» **Required task**
In the records that follow, show each line where the word "across" is present.

» **Entries shown**
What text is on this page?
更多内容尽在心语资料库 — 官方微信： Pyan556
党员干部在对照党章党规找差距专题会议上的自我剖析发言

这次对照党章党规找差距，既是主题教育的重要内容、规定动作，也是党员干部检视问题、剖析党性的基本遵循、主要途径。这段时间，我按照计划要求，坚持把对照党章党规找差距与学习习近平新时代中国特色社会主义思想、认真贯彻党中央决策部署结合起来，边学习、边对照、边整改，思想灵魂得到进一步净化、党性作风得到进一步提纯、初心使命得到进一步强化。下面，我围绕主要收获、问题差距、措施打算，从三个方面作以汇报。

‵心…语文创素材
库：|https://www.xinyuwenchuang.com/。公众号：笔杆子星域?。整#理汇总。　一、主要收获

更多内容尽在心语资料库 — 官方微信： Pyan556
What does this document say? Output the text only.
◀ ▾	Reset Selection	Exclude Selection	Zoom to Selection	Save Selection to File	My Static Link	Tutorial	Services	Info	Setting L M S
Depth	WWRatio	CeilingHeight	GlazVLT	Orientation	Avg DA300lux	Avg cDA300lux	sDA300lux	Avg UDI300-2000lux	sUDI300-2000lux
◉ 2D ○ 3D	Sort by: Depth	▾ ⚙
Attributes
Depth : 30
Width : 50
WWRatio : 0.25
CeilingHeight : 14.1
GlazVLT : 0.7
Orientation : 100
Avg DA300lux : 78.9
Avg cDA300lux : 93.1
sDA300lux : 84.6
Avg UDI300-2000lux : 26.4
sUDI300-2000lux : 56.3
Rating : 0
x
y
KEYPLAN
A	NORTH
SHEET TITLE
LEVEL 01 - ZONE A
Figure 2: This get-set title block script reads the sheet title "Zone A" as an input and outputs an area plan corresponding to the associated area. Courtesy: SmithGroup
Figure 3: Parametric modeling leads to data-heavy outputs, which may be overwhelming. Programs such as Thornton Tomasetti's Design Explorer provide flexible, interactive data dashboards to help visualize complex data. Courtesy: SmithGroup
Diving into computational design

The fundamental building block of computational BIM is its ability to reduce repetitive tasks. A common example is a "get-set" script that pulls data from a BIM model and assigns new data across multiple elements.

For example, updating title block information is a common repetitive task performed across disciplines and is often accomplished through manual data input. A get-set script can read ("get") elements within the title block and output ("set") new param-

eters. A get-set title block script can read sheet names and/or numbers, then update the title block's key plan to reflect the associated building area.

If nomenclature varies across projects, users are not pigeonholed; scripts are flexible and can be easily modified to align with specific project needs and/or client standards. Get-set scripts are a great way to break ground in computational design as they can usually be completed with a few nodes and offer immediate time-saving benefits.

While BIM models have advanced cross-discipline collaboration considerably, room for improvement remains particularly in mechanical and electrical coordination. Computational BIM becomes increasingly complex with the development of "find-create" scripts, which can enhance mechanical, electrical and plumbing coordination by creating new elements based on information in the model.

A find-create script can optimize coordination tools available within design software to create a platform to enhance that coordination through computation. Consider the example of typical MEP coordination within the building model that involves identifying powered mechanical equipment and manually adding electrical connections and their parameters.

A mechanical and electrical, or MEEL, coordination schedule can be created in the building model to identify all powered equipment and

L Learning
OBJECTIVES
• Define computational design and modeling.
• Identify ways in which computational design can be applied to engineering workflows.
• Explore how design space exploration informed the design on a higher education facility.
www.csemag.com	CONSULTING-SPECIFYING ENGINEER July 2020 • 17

» **Task output**
The fundamental building block of computational BIM is its ability to reduce repetitive tasks. A common example is a "get-set" script that pulls data from a BIM model and assigns new data across multiple elements.
For example, updating title block information is a common repetitive task performed across disciplines and is often accomplished through manual data input. A get-set script can read ("get") elements within the title block and output ("set") new param-
If nomenclature varies across projects, users are not pigeonholed; scripts are flexible and can be easily modified to align with specific project needs and/or client standards. Get-set scripts are a great way to break ground in computational design as they can usually be completed with a few nodes and offer immediate time-saving benefits.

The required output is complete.